### Work to do
Please say how many lines of the listing hold "عائشة", with no other words in the answer.

### Records to process
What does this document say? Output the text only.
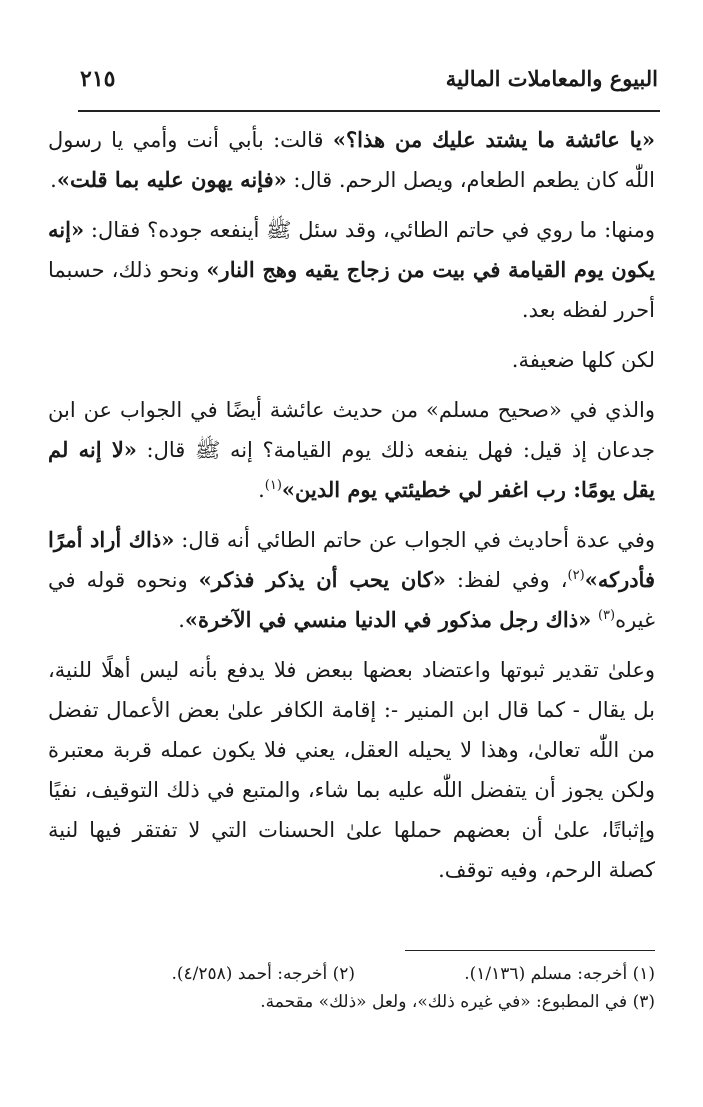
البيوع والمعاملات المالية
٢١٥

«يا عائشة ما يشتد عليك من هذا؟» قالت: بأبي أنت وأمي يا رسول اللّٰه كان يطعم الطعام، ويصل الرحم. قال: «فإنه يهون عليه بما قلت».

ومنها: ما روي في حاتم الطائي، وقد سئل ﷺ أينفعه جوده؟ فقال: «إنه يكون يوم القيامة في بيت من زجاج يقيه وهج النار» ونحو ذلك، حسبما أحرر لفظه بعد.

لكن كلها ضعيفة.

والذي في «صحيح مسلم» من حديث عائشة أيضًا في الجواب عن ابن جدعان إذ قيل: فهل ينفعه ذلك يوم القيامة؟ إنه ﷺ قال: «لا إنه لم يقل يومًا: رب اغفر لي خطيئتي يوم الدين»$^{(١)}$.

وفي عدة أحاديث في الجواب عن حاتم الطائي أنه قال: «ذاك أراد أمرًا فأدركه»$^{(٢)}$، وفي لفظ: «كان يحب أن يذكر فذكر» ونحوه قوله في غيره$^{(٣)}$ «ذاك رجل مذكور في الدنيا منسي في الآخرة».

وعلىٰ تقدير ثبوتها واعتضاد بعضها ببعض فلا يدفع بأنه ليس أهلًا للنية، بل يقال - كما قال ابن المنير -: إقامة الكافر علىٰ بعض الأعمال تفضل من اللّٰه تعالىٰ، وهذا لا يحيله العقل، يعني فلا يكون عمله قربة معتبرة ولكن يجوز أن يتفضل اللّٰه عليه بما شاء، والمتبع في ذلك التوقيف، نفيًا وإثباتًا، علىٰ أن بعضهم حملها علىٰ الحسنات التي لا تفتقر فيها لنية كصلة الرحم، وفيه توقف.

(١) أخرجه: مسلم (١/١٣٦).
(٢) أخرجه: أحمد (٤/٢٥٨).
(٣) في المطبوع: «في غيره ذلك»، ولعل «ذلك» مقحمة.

--

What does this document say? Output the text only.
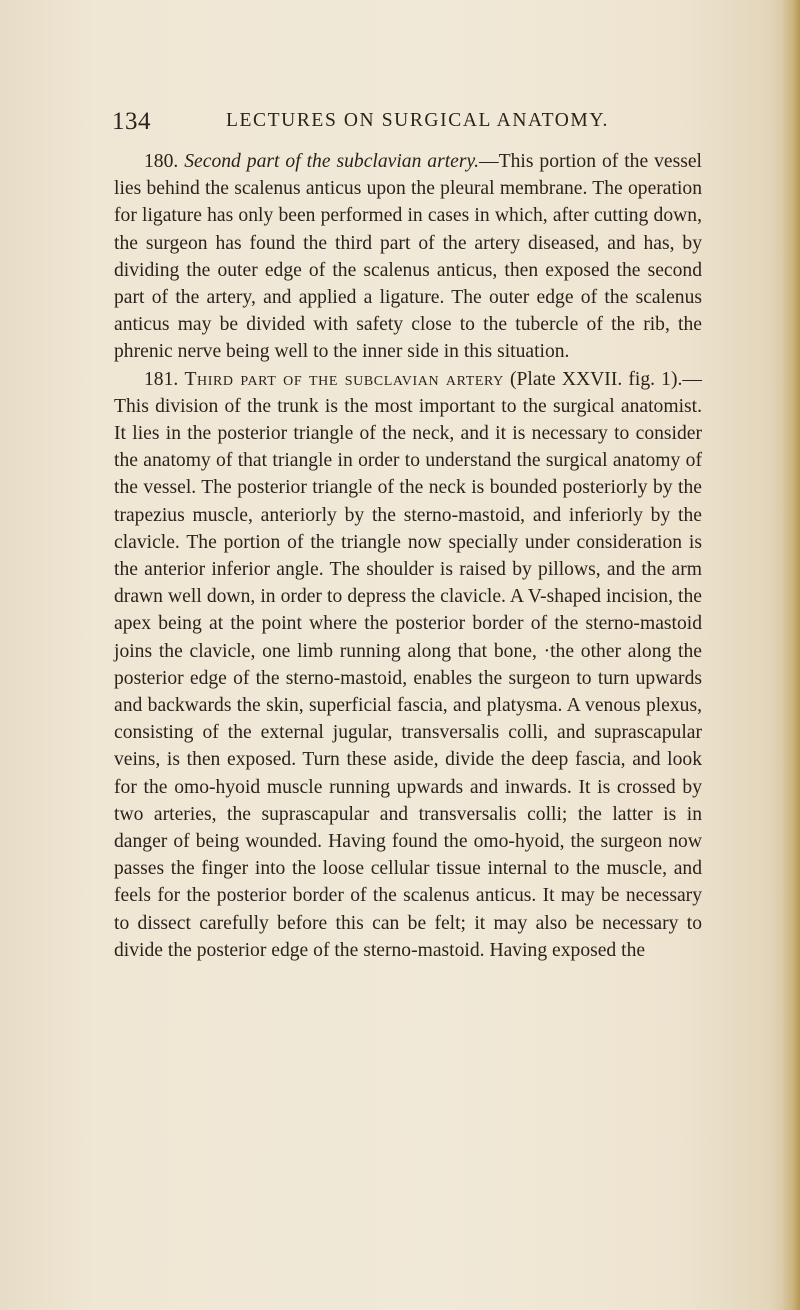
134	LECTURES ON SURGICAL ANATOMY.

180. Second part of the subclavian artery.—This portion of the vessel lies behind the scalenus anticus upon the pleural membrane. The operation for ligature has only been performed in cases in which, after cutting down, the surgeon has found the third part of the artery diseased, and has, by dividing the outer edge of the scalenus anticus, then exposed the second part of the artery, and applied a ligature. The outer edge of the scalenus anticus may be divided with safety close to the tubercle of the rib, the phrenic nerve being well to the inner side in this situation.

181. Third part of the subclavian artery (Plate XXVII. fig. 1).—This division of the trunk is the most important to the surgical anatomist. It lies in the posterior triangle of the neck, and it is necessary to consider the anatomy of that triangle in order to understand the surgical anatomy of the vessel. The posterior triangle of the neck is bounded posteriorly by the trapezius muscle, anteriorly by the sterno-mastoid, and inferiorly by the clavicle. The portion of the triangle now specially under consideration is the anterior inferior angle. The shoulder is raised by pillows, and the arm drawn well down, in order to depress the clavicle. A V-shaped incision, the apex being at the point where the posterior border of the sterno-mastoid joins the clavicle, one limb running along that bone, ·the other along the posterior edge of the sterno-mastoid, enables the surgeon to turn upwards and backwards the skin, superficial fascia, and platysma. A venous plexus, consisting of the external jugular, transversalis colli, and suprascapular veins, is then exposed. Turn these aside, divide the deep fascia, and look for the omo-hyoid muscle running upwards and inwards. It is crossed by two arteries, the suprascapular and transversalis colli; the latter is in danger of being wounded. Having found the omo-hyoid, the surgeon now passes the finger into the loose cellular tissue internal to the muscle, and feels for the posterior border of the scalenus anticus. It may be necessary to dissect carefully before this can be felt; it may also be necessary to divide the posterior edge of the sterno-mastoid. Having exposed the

### Output for this task
2